*** Given data ***
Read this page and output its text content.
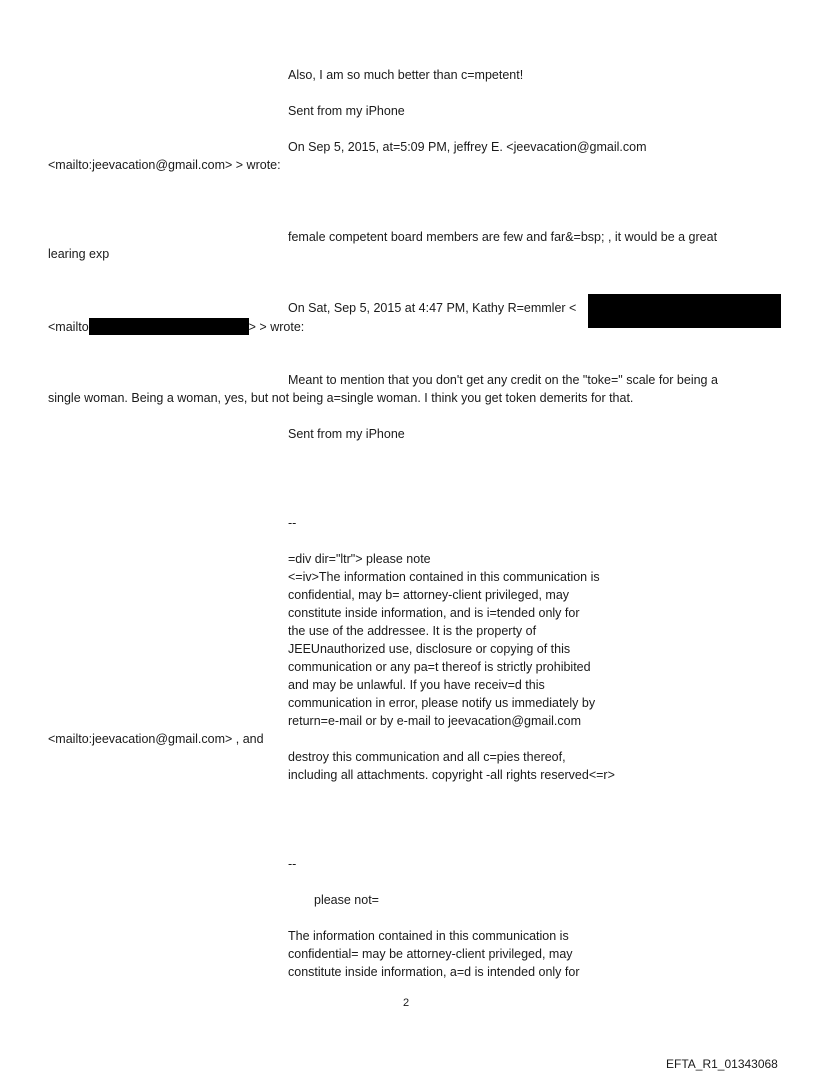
Also, I am so much better than c=mpetent!
Sent from my iPhone
On Sep 5, 2015, at=5:09 PM, jeffrey E. <jeevacation@gmail.com
<mailto:jeevacation@gmail.com> > wrote:
female competent board members are few and far&=bsp; , it would be a great
learing exp
On Sat, Sep 5, 2015 at 4:47 PM, Kathy R=emmler <
<mailto	> > wrote:
Meant to mention that you don't get any credit on the "toke=" scale for being a
single woman. Being a woman, yes, but not being a=single woman. I think you get token demerits for that.
Sent from my iPhone
--
=div dir="ltr"> please note
<=iv>The information contained in this communication is
confidential, may b= attorney-client privileged, may
constitute inside information, and is i=tended only for
the use of the addressee. It is the property of
JEEUnauthorized use, disclosure or copying of this
communication or any pa=t thereof is strictly prohibited
and may be unlawful. If you have receiv=d this
communication in error, please notify us immediately by
return=e-mail or by e-mail to jeevacation@gmail.com
<mailto:jeevacation@gmail.com> , and
destroy this communication and all c=pies thereof,
including all attachments. copyright -all rights reserved<=r>
--
please not=
The information contained in this communication is
confidential= may be attorney-client privileged, may
constitute inside information, a=d is intended only for
2
EFTA_R1_01343068
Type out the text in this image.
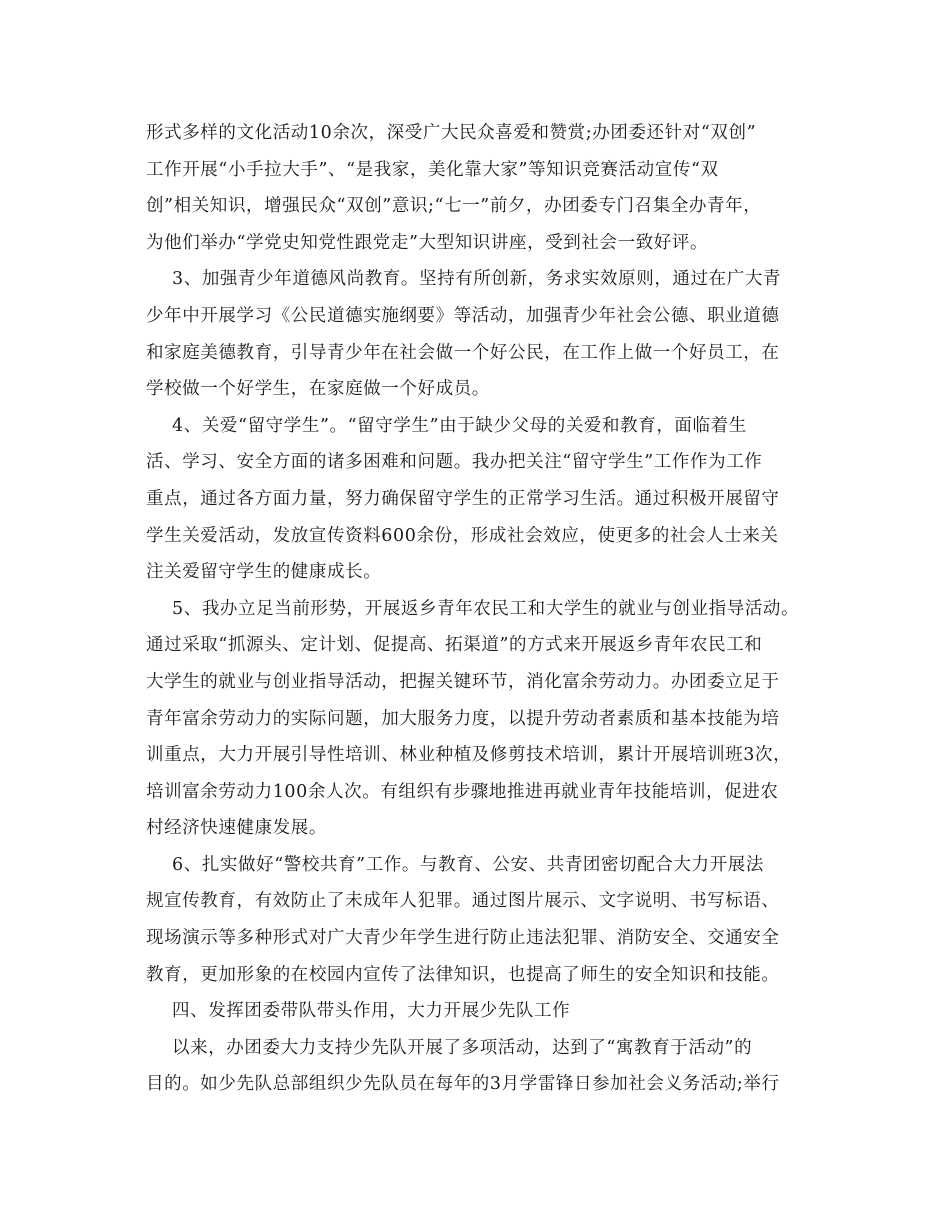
形式多样的文化活动10余次，深受广大民众喜爱和赞赏;办团委还针对“双创”
工作开展“小手拉大手”、“是我家，美化靠大家”等知识竞赛活动宣传“双
创”相关知识，增强民众“双创”意识;“七一”前夕，办团委专门召集全办青年，
为他们举办“学党史知党性跟党走”大型知识讲座，受到社会一致好评。
3、加强青少年道德风尚教育。坚持有所创新，务求实效原则，通过在广大青
少年中开展学习《公民道德实施纲要》等活动，加强青少年社会公德、职业道德
和家庭美德教育，引导青少年在社会做一个好公民，在工作上做一个好员工，在
学校做一个好学生，在家庭做一个好成员。
4、关爱“留守学生”。“留守学生”由于缺少父母的关爱和教育，面临着生
活、学习、安全方面的诸多困难和问题。我办把关注“留守学生”工作作为工作
重点，通过各方面力量，努力确保留守学生的正常学习生活。通过积极开展留守
学生关爱活动，发放宣传资料600余份，形成社会效应，使更多的社会人士来关
注关爱留守学生的健康成长。
5、我办立足当前形势，开展返乡青年农民工和大学生的就业与创业指导活动。
通过采取“抓源头、定计划、促提高、拓渠道”的方式来开展返乡青年农民工和
大学生的就业与创业指导活动，把握关键环节，消化富余劳动力。办团委立足于
青年富余劳动力的实际问题，加大服务力度，以提升劳动者素质和基本技能为培
训重点，大力开展引导性培训、林业种植及修剪技术培训，累计开展培训班3次，
培训富余劳动力100余人次。有组织有步骤地推进再就业青年技能培训，促进农
村经济快速健康发展。
6、扎实做好“警校共育”工作。与教育、公安、共青团密切配合大力开展法
规宣传教育，有效防止了未成年人犯罪。通过图片展示、文字说明、书写标语、
现场演示等多种形式对广大青少年学生进行防止违法犯罪、消防安全、交通安全
教育，更加形象的在校园内宣传了法律知识，也提高了师生的安全知识和技能。
四、发挥团委带队带头作用，大力开展少先队工作
以来，办团委大力支持少先队开展了多项活动，达到了“寓教育于活动”的
目的。如少先队总部组织少先队员在每年的3月学雷锋日参加社会义务活动;举行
***
■ Goal of the exercise ■
Which lines above hold the word "that"? Copy each of them.

■ Correct answer ■
Meant to mention that you don't get any credit on the "toke=" scale for being a
single woman. Being a woman, yes, but not being a=single woman. I think you get token demerits for that.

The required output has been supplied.